_What is being asked_.
From the entries below, say how many lines carry the word "وأنا", and give nothing but the number.

_Data listing_.
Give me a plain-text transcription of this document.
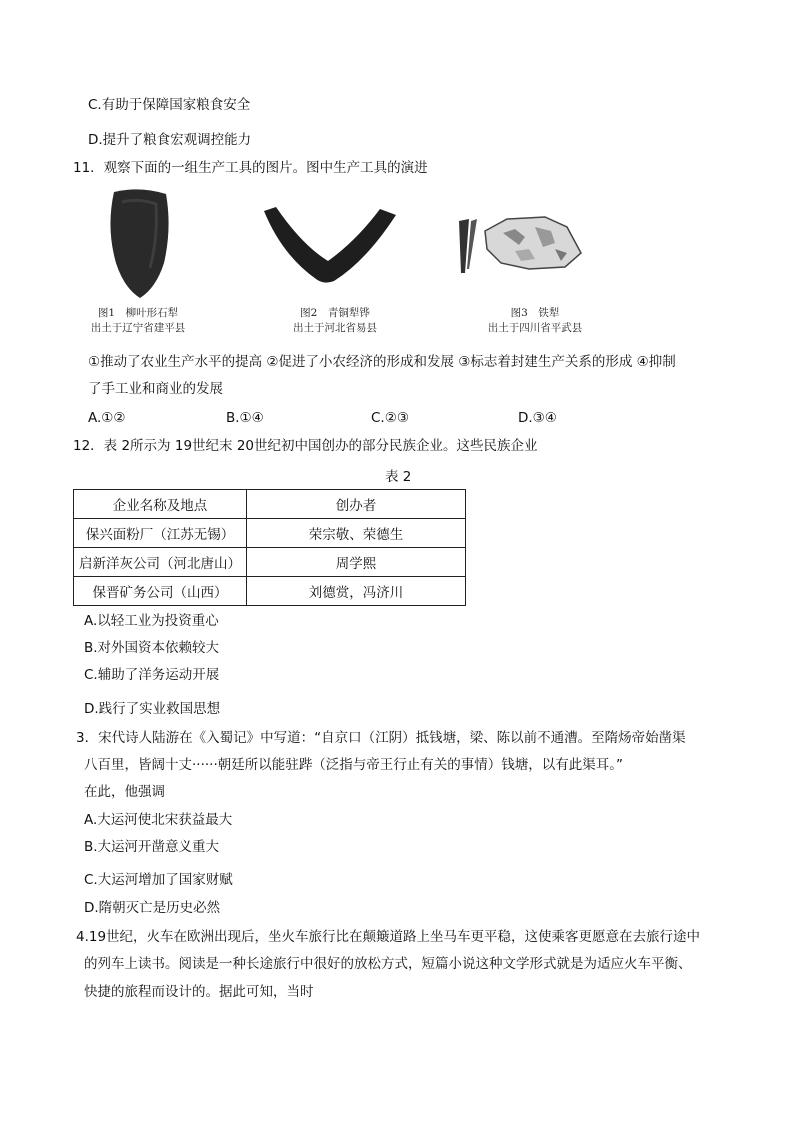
C.有助于保障国家粮食安全
D.提升了粮食宏观调控能力
11．观察下面的一组生产工具的图片。图中生产工具的演进
图1　柳叶形石犁
出土于辽宁省建平县
图2　青铜犁铧
出土于河北省易县
图3　铁犁
出土于四川省平武县
①推动了农业生产水平的提高 ②促进了小农经济的形成和发展 ③标志着封建生产关系的形成 ④抑制
了手工业和商业的发展
A.①②	B.①④	C.②③	D.③④
12．表 2所示为 19世纪末 20世纪初中国创办的部分民族企业。这些民族企业
表 2
企业名称及地点	创办者
保兴面粉厂（江苏无锡）	荣宗敬、荣德生
启新洋灰公司（河北唐山）	周学熙
保晋矿务公司（山西）	刘德赏，冯济川
A.以轻工业为投资重心
B.对外国资本依赖较大
C.辅助了洋务运动开展
D.践行了实业救国思想
3．宋代诗人陆游在《入蜀记》中写道：“自京口（江阴）抵钱塘，梁、陈以前不通漕。至隋炀帝始凿渠
八百里，皆阔十丈······朝廷所以能驻跸（泛指与帝王行止有关的事情）钱塘，以有此渠耳。”
在此，他强调
A.大运河使北宋获益最大
B.大运河开凿意义重大
C.大运河增加了国家财赋
D.隋朝灭亡是历史必然
4.19世纪，火车在欧洲出现后，坐火车旅行比在颠簸道路上坐马车更平稳，这使乘客更愿意在去旅行途中
的列车上读书。阅读是一种长途旅行中很好的放松方式，短篇小说这种文学形式就是为适应火车平衡、
快捷的旅程而设计的。据此可知，当时
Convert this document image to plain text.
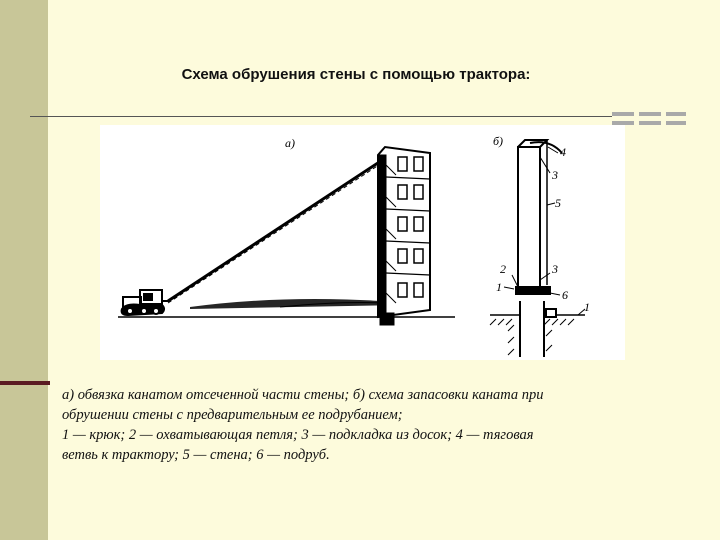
Схема обрушения стены с помощью трактора:
а)	б)
4
3
5
2	3
1
6
1
а) обвязка канатом отсеченной части стены; б) схема запасовки каната при
обрушении стены с предварительным ее подрубанием;
1 — крюк; 2 — охватывающая петля; 3 — подкладка из досок; 4 — тяговая
ветвь к трактору; 5 — стена; 6 — подруб.
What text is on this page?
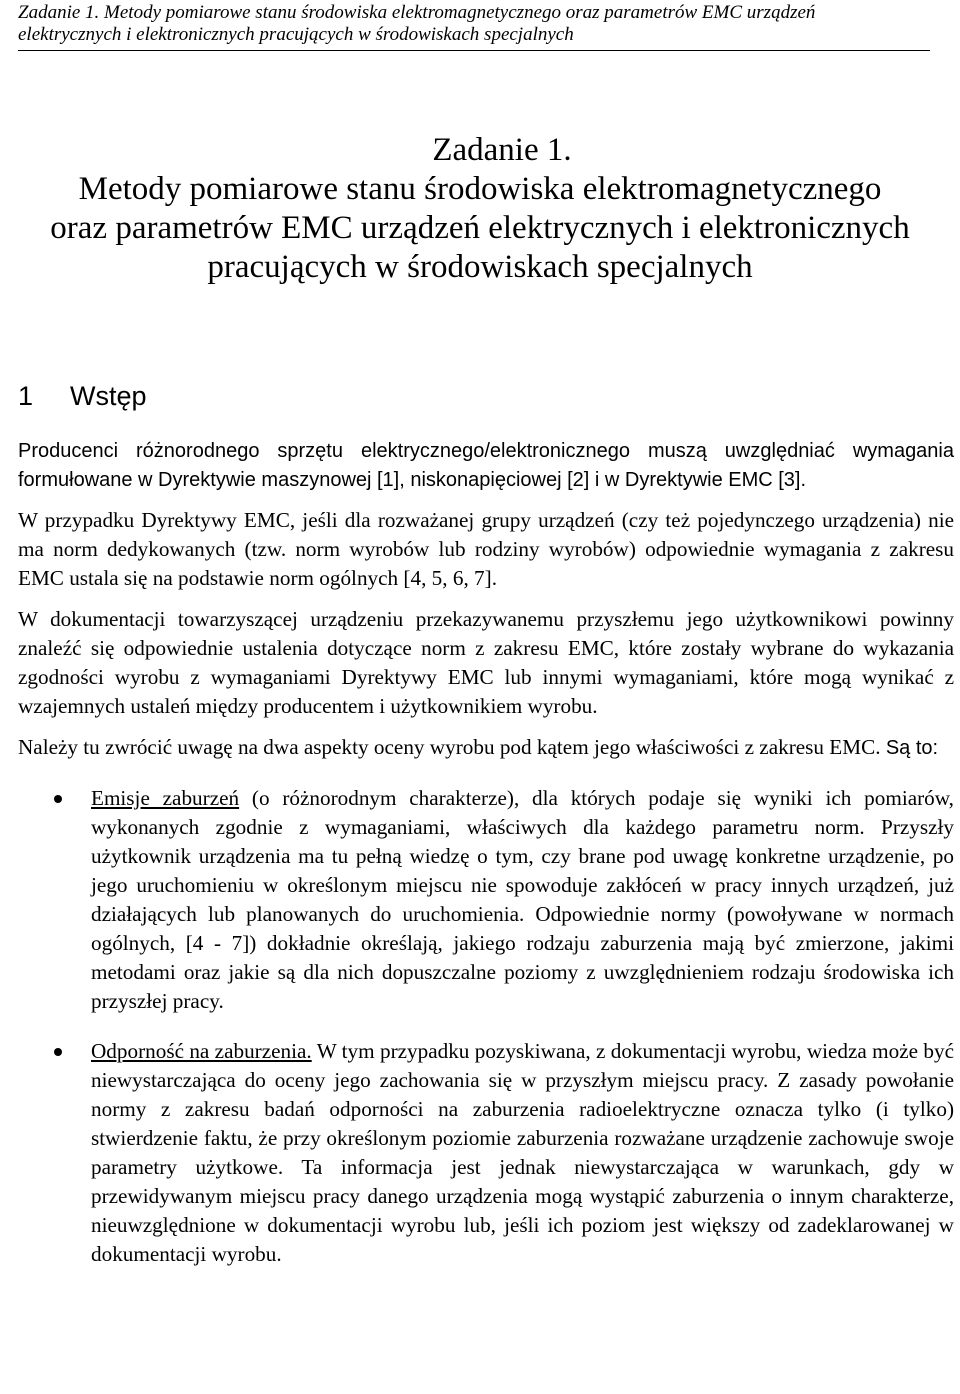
Zadanie 1. Metody pomiarowe stanu środowiska elektromagnetycznego oraz parametrów EMC urządzeń
elektrycznych i elektronicznych pracujących w środowiskach specjalnych
Zadanie 1.
Metody pomiarowe stanu środowiska elektromagnetycznego
oraz parametrów EMC urządzeń elektrycznych i elektronicznych
pracujących w środowiskach specjalnych
1 Wstęp

Producenci różnorodnego sprzętu elektrycznego/elektronicznego muszą uwzględniać wymagania formułowane w Dyrektywie maszynowej [1], niskonapięciowej [2] i w Dyrektywie EMC [3].

W przypadku Dyrektywy EMC, jeśli dla rozważanej grupy urządzeń (czy też pojedynczego urządzenia) nie ma norm dedykowanych (tzw. norm wyrobów lub rodziny wyrobów) odpowiednie wymagania z zakresu EMC ustala się na podstawie norm ogólnych [4, 5, 6, 7].

W dokumentacji towarzyszącej urządzeniu przekazywanemu przyszłemu jego użytkownikowi powinny znaleźć się odpowiednie ustalenia dotyczące norm z zakresu EMC, które zostały wybrane do wykazania zgodności wyrobu z wymaganiami Dyrektywy EMC lub innymi wymaganiami, które mogą wynikać z wzajemnych ustaleń między producentem i użytkownikiem wyrobu.

Należy tu zwrócić uwagę na dwa aspekty oceny wyrobu pod kątem jego właściwości z zakresu EMC. Są to:

Emisje zaburzeń (o różnorodnym charakterze), dla których podaje się wyniki ich pomiarów, wykonanych zgodnie z wymaganiami, właściwych dla każdego parametru norm. Przyszły użytkownik urządzenia ma tu pełną wiedzę o tym, czy brane pod uwagę konkretne urządzenie, po jego uruchomieniu w określonym miejscu nie spowoduje zakłóceń w pracy innych urządzeń, już działających lub planowanych do uruchomienia. Odpowiednie normy (powoływane w normach ogólnych, [4 - 7]) dokładnie określają, jakiego rodzaju zaburzenia mają być zmierzone, jakimi metodami oraz jakie są dla nich dopuszczalne poziomy z uwzględnieniem rodzaju środowiska ich przyszłej pracy.
Odporność na zaburzenia. W tym przypadku pozyskiwana, z dokumentacji wyrobu, wiedza może być niewystarczająca do oceny jego zachowania się w przyszłym miejscu pracy. Z zasady powołanie normy z zakresu badań odporności na zaburzenia radioelektryczne oznacza tylko (i tylko) stwierdzenie faktu, że przy określonym poziomie zaburzenia rozważane urządzenie zachowuje swoje parametry użytkowe. Ta informacja jest jednak niewystarczająca w warunkach, gdy w przewidywanym miejscu pracy danego urządzenia mogą wystąpić zaburzenia o innym charakterze, nieuwzględnione w dokumentacji wyrobu lub, jeśli ich poziom jest większy od zadeklarowanej w dokumentacji wyrobu.
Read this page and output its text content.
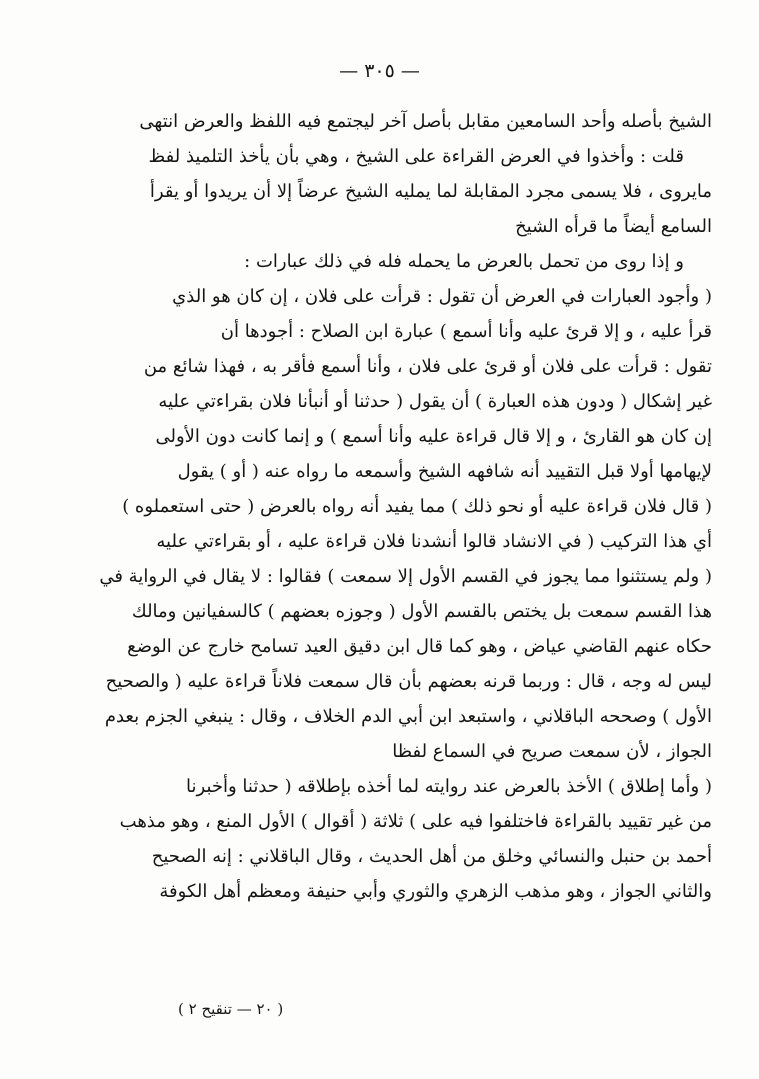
— ٣٠٥ —
الشيخ بأصله وأحد السامعين مقابل بأصل آخر ليجتمع فيه اللفظ والعرض انتهى
قلت : وأخذوا في العرض القراءة على الشيخ ، وهي بأن يأخذ التلميذ لفظ
مايروى ، فلا يسمى مجرد المقابلة لما يمليه الشيخ عرضاً إلا أن يريدوا أو يقرأ
السامع أيضاً ما قرأه الشيخ
و إذا روى من تحمل بالعرض ما يحمله فله في ذلك عبارات :
( وأجود العبارات في العرض أن تقول : قرأت على فلان ، إن كان هو الذي
قرأ عليه ، و إلا قرئ عليه وأنا أسمع ) عبارة ابن الصلاح : أجودها أن
تقول : قرأت على فلان أو قرئ على فلان ، وأنا أسمع فأقر به ، فهذا شائع من
غير إشكال ( ودون هذه العبارة ) أن يقول ( حدثنا أو أنبأنا فلان بقراءتي عليه
إن كان هو القارئ ، و إلا قال قراءة عليه وأنا أسمع ) و إنما كانت دون الأولى
لإيهامها أولا قبل التقييد أنه شافهه الشيخ وأسمعه ما رواه عنه ( أو ) يقول
( قال فلان قراءة عليه أو نحو ذلك ) مما يفيد أنه رواه بالعرض ( حتى استعملوه )
أي هذا التركيب ( في الانشاد قالوا أنشدنا فلان قراءة عليه ، أو بقراءتي عليه
( ولم يستثنوا مما يجوز في القسم الأول إلا سمعت ) فقالوا : لا يقال في الرواية في
هذا القسم سمعت بل يختص بالقسم الأول ( وجوزه بعضهم ) كالسفيانين ومالك
حكاه عنهم القاضي عياض ، وهو كما قال ابن دقيق العيد تسامح خارج عن الوضع
ليس له وجه ، قال : وربما قرنه بعضهم بأن قال سمعت فلاناً قراءة عليه ( والصحيح
الأول ) وصححه الباقلاني ، واستبعد ابن أبي الدم الخلاف ، وقال : ينبغي الجزم بعدم
الجواز ، لأن سمعت صريح في السماع لفظا
( وأما إطلاق ) الأخذ بالعرض عند روايته لما أخذه بإطلاقه ( حدثنا وأخبرنا
من غير تقييد بالقراءة فاختلفوا فيه على ) ثلاثة ( أقوال ) الأول المنع ، وهو مذهب
أحمد بن حنبل والنسائي وخلق من أهل الحديث ، وقال الباقلاني : إنه الصحيح
والثاني الجواز ، وهو مذهب الزهري والثوري وأبي حنيفة ومعظم أهل الكوفة
( ٢٠ — تنقيح ٢ )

_Full response_.
3